Render every line of the data below as a Markdown table with the columns "Row" and "Data line", numbering the rows and skipping blank lines. Omit the pictures from the table.

## Begin PROVIDED MATERIAL

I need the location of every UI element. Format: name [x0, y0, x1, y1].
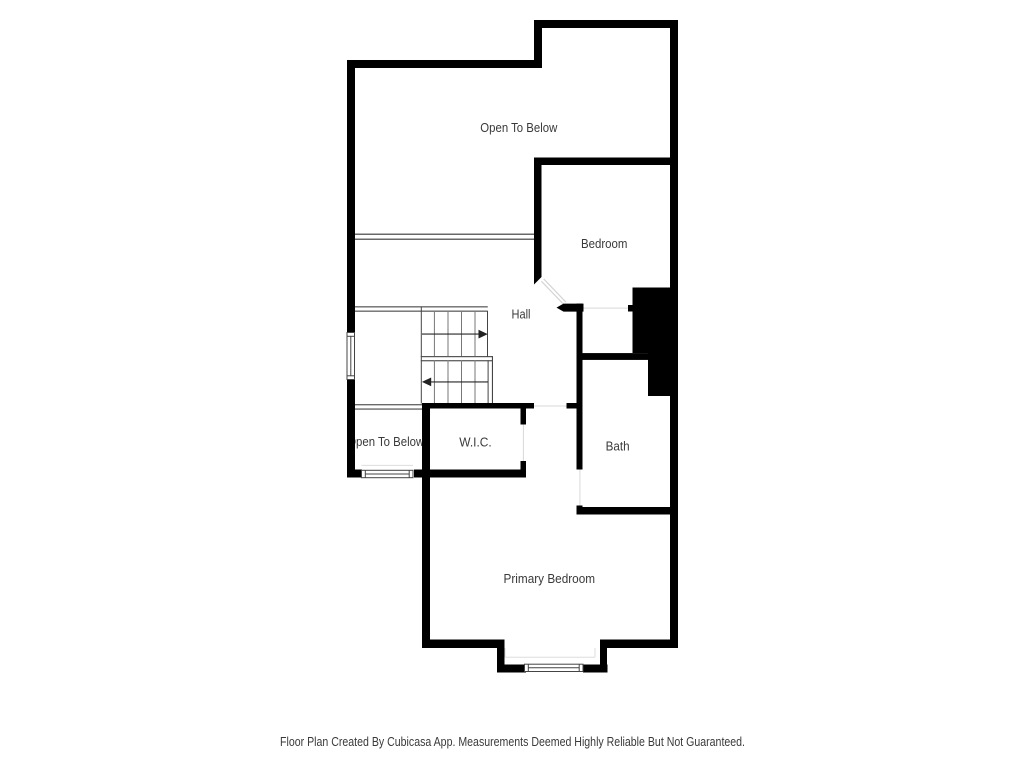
svg-text:Open To Below: Open To Below — [347, 434, 425, 449]
svg-text:W.I.C.: W.I.C. — [459, 435, 492, 450]
svg-text:Open To Below: Open To Below — [480, 120, 558, 135]
svg-text:Primary Bedroom: Primary Bedroom — [504, 571, 596, 586]
svg-text:Bath: Bath — [606, 438, 630, 453]
svg-text:Bedroom: Bedroom — [581, 236, 628, 251]
svg-text:Hall: Hall — [512, 306, 531, 321]
svg-text:Floor Plan Created By Cubicasa: Floor Plan Created By Cubicasa App. Meas… — [280, 735, 745, 749]
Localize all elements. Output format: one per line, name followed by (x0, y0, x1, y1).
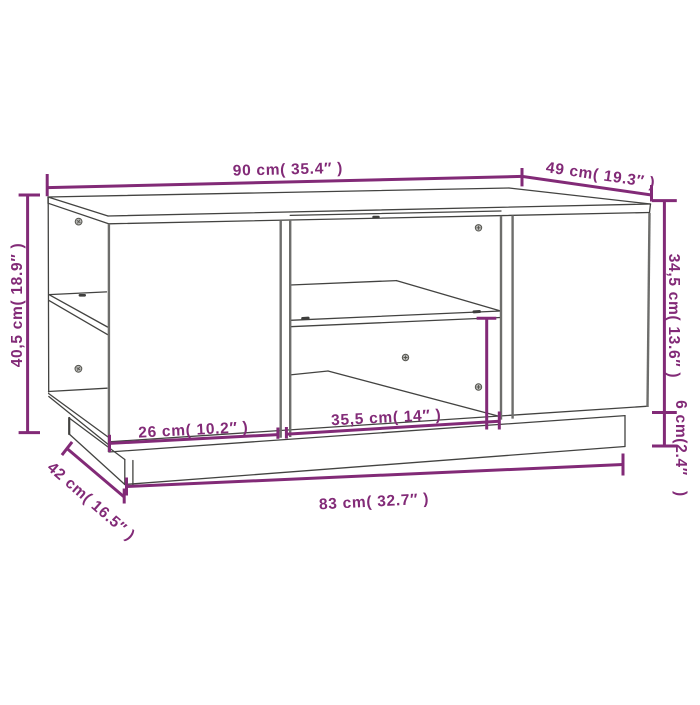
svg-text:90 cm( 35.4″ ): 90 cm( 35.4″ ) (233, 160, 344, 180)
svg-text:34,5 cm( 13.6″ ): 34,5 cm( 13.6″ ) (665, 254, 682, 379)
svg-text:40,5 cm( 18.9″ ): 40,5 cm( 18.9″ ) (9, 243, 26, 368)
svg-text:6 cm(2.4″ ): 6 cm(2.4″ ) (672, 400, 689, 497)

## End PROVIDED MATERIAL

▶ [RESULT OF THE EXERCISE]
| Row | Data line |
|---|---|
| 1 | I need the location of every UI element. Format: name [x0, y0, x1, y1]. |
| 2 | svg-text:Open To Below: Open To Below — [347, 434, 425, 449] |
| 3 | svg-text:W.I.C.: W.I.C. — [459, 435, 492, 450] |
| 4 | svg-text:Open To Below: Open To Below — [480, 120, 558, 135] |
| 5 | svg-text:Primary Bedroom: Primary Bedroom — [504, 571, 596, 586] |
| 6 | svg-text:Bath: Bath — [606, 438, 630, 453] |
| 7 | svg-text:Bedroom: Bedroom — [581, 236, 628, 251] |
| 8 | svg-text:Hall: Hall — [512, 306, 531, 321] |
| 9 | svg-text:Floor Plan Created By Cubicasa: Floor Plan Created By Cubicasa App. Meas… — [280, 735, 745, 749] |
| 10 | Localize all elements. Output format: one per line, name followed by (x0, y0, x1, y1). |
| 11 | svg-text:90 cm( 35.4″ ): 90 cm( 35.4″ ) (233, 160, 344, 180) |
| 12 | svg-text:34,5 cm( 13.6″ ): 34,5 cm( 13.6″ ) (665, 254, 682, 379) |
| 13 | svg-text:40,5 cm( 18.9″ ): 40,5 cm( 18.9″ ) (9, 243, 26, 368) |
| 14 | svg-text:6 cm(2.4″ ): 6 cm(2.4″ ) (672, 400, 689, 497) |